:: GIVEN DATA ::

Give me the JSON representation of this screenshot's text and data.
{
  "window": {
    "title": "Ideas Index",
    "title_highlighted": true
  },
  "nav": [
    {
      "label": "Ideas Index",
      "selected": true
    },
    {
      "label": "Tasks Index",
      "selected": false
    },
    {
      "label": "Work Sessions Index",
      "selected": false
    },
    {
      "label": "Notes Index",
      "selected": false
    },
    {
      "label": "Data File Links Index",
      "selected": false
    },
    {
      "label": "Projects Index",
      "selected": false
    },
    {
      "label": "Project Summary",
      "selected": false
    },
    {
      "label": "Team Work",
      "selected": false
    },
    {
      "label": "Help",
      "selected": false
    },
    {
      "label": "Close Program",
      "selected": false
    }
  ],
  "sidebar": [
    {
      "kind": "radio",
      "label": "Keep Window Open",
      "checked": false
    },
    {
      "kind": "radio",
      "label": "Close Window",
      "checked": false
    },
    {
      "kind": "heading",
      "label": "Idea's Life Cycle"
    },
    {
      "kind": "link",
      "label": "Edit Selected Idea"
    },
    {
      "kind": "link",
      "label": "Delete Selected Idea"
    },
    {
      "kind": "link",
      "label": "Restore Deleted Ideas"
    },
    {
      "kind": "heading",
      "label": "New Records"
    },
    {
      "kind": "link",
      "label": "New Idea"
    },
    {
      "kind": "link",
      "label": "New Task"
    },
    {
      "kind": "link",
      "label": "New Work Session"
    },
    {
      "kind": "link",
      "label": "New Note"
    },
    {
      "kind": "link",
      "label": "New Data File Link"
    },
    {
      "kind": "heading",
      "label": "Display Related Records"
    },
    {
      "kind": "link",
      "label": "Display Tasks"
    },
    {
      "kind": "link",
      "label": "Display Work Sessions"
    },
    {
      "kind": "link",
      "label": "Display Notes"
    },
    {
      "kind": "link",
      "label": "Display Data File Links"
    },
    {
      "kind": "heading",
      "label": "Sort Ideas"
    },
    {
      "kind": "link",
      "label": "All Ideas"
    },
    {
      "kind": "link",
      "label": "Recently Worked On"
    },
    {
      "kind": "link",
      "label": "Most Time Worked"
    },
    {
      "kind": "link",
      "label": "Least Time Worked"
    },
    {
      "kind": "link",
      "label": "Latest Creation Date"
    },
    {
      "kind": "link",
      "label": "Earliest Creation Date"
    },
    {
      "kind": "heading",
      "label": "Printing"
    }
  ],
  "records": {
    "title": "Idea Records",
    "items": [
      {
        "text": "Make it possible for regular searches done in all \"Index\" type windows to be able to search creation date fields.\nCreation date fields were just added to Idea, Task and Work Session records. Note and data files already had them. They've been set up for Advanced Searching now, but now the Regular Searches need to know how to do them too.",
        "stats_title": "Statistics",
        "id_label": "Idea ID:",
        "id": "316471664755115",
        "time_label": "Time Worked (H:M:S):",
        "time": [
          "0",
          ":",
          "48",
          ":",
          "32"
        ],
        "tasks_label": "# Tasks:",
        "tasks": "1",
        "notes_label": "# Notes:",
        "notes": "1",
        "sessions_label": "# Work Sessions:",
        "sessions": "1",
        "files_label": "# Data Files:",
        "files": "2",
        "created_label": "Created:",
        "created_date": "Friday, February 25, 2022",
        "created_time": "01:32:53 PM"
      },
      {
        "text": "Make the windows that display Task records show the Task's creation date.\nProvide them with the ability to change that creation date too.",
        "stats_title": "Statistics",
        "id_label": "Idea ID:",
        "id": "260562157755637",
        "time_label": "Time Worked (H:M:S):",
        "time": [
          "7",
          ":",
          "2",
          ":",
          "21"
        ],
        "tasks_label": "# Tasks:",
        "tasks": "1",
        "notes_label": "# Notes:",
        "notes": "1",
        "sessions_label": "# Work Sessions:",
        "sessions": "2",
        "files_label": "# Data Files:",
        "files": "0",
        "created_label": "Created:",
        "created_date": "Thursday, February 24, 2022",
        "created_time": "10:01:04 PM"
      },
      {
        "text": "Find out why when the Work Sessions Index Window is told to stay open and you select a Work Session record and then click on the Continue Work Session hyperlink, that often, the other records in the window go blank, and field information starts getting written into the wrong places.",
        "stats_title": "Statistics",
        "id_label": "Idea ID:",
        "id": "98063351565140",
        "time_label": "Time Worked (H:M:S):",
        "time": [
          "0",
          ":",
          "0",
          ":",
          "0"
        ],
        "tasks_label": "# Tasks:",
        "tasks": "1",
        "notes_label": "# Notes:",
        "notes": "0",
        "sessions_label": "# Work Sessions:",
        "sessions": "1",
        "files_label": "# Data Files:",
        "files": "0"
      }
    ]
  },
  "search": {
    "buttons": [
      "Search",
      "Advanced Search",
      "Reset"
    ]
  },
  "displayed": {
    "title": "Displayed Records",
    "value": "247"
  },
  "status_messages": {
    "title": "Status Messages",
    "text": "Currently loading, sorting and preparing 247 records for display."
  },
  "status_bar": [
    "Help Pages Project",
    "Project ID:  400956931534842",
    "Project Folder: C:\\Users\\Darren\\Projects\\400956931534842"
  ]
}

:::

**REQUIREMENTS:** Of the lines in the data, how many contain the word "Make"? Provide the number and nothing further.

**EXERCISE OUTPUT:** 2